- [Exercise objective]: Wherever a line holds the word "JSON", copy that line out.

--- BEGIN Given records ---

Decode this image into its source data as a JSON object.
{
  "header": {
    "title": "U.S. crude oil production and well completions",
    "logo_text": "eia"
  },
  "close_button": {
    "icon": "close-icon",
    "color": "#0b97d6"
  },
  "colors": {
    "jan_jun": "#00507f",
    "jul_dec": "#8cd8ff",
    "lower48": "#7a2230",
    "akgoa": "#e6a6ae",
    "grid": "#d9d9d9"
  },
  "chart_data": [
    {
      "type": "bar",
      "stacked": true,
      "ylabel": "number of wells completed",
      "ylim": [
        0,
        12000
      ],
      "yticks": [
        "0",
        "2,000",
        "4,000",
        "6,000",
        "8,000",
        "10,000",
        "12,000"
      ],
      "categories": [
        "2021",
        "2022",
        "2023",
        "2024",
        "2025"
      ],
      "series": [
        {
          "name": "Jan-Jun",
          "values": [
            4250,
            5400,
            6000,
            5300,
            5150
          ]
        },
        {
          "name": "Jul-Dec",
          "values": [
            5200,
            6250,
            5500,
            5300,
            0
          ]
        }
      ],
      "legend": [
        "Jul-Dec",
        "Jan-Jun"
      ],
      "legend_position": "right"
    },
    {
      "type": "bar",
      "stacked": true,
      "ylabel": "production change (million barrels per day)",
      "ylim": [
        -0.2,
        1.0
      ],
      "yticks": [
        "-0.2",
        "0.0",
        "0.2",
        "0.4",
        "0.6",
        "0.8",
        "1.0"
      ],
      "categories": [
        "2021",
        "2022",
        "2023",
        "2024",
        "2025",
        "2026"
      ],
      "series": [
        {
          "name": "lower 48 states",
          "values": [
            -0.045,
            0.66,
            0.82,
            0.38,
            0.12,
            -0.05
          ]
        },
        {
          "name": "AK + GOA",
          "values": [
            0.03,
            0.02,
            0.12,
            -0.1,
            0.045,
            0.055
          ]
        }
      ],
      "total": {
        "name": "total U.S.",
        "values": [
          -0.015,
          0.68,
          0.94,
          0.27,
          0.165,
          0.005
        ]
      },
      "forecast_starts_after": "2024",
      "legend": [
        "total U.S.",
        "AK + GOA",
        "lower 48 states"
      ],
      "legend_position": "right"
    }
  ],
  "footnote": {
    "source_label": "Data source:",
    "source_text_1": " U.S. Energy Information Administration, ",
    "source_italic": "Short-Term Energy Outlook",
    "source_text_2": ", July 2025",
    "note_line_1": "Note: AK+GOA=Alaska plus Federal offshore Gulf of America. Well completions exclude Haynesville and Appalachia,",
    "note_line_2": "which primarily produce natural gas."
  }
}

--- END Given records ---
--- BEGIN Given records ---

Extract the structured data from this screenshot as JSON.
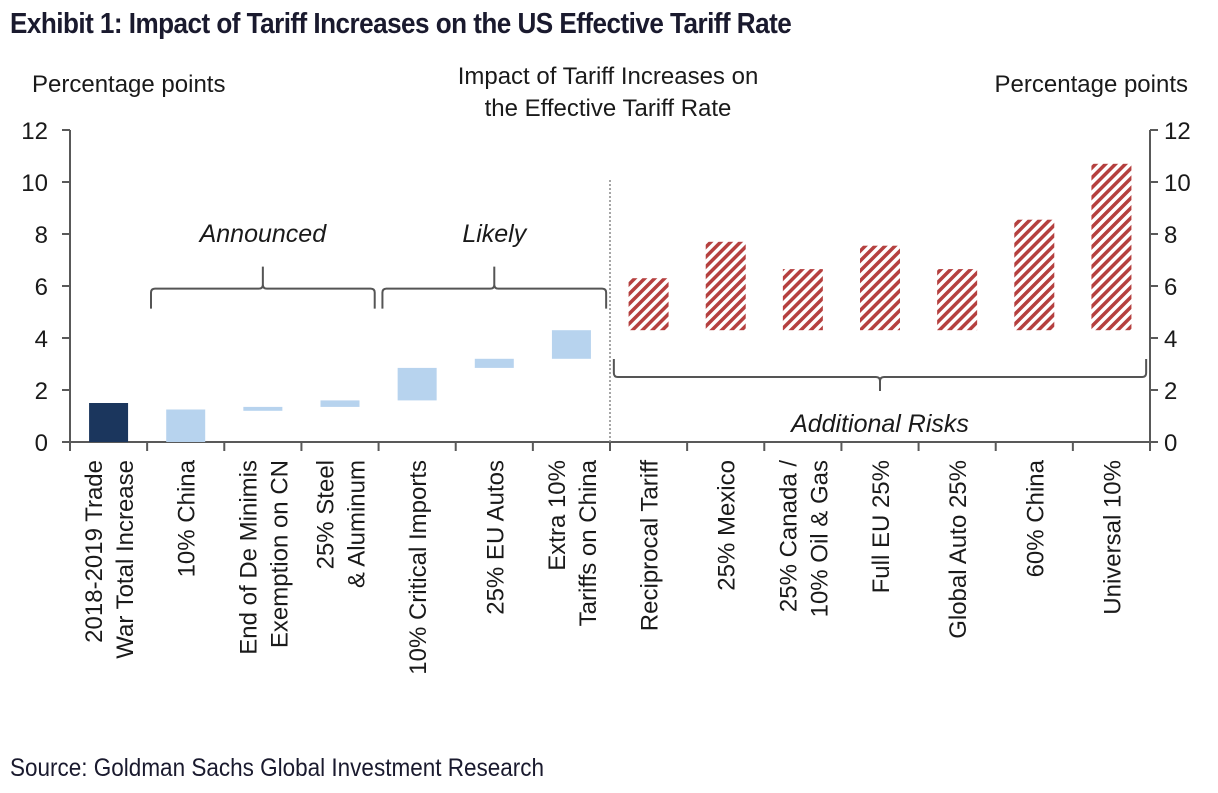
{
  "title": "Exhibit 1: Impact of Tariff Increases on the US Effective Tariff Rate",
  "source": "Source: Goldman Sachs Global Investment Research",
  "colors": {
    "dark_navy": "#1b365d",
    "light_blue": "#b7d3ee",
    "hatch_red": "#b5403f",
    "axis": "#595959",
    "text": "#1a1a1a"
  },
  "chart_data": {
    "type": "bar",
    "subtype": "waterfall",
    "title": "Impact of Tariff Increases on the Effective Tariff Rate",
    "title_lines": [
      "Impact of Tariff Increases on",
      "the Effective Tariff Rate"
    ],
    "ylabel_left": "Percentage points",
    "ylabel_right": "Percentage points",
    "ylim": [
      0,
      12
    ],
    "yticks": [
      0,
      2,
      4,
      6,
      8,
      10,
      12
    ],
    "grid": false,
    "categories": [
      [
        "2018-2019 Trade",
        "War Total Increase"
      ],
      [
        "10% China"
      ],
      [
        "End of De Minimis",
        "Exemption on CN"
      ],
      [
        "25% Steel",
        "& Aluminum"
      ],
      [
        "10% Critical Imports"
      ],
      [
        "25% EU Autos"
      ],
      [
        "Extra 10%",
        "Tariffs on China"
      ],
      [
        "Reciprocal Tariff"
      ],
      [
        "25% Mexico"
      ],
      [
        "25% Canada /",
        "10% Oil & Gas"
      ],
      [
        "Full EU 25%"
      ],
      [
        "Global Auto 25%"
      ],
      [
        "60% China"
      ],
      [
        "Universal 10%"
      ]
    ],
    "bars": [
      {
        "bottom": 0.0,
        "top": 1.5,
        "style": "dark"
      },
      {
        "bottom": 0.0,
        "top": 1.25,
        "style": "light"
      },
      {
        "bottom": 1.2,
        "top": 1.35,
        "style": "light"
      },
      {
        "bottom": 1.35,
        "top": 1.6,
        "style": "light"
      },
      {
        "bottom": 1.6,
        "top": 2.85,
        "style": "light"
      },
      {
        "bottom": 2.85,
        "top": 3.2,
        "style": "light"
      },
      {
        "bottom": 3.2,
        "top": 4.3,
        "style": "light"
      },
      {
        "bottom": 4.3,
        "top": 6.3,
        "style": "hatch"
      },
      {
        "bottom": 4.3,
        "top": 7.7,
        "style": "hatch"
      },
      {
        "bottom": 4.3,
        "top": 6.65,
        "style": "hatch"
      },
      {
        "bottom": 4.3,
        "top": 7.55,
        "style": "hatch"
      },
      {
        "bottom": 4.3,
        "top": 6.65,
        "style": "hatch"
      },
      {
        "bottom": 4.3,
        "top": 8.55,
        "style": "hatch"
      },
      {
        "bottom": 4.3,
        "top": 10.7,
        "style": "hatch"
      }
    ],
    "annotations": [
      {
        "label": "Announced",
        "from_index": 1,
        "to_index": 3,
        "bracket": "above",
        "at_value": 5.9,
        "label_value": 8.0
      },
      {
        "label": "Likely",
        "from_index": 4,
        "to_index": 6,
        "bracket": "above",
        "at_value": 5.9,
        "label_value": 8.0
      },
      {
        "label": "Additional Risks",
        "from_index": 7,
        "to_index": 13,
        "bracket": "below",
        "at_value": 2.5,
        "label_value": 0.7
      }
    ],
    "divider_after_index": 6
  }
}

--- END Given records ---
--- BEGIN Given records ---

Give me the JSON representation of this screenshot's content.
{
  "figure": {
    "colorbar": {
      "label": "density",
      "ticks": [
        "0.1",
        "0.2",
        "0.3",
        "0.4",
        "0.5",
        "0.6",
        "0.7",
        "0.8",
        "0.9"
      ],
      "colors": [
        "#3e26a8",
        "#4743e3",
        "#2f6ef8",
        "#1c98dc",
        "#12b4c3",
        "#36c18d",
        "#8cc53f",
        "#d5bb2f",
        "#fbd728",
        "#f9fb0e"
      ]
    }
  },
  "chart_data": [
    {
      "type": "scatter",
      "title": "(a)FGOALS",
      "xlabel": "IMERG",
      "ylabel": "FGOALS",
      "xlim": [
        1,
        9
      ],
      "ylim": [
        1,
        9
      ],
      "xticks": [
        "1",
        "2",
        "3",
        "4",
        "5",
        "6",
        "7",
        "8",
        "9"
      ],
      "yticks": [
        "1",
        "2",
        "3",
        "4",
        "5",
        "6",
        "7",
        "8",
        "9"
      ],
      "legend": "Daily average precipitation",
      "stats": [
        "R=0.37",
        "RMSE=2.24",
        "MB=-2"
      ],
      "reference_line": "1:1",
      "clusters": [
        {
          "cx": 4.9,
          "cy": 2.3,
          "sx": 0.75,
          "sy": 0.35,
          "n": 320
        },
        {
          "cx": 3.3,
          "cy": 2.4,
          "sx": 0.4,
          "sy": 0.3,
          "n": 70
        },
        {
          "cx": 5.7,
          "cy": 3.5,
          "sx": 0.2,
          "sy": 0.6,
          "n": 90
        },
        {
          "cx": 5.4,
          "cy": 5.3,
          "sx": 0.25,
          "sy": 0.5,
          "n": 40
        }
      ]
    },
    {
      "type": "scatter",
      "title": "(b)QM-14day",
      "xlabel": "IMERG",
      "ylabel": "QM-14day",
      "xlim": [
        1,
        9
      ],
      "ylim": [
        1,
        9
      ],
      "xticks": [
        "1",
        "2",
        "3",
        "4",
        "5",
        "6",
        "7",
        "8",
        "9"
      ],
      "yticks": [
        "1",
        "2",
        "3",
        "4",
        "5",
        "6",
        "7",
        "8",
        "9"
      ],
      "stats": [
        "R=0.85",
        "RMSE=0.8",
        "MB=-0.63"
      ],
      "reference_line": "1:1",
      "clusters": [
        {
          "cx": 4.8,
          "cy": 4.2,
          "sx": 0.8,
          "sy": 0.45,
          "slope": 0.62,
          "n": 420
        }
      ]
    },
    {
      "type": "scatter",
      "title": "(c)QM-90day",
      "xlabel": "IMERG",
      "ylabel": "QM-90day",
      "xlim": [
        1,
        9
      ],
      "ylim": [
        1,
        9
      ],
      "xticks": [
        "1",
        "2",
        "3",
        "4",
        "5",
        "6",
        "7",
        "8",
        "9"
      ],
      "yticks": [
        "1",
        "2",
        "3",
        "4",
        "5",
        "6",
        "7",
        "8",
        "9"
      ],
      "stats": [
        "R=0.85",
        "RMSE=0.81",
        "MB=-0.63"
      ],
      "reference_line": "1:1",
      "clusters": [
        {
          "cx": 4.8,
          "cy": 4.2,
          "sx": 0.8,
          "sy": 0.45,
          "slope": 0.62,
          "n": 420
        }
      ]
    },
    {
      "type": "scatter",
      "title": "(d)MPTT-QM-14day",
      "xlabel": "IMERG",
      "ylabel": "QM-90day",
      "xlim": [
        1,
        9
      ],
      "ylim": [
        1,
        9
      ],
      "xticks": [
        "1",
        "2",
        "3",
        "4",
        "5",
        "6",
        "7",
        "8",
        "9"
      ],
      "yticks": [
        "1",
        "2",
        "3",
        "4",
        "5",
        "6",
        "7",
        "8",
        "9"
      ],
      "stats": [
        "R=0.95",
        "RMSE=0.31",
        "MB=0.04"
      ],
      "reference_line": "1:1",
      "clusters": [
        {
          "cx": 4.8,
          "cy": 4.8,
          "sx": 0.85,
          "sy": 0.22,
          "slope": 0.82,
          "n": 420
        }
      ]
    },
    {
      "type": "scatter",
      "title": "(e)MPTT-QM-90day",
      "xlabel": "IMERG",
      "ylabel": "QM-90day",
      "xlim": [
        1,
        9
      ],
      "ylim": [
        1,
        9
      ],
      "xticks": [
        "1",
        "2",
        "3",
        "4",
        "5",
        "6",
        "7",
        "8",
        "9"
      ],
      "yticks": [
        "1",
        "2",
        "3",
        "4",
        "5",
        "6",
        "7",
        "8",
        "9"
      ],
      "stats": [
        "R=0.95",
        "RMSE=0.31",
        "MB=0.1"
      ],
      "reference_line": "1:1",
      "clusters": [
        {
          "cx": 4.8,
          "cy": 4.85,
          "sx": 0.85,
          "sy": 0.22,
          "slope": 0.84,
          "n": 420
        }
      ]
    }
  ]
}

--- END Given records ---

- [Answer to this exercise]:
Decode this image into its source data as a JSON object.
Extract the structured data from this screenshot as JSON.
Give me the JSON representation of this screenshot's content.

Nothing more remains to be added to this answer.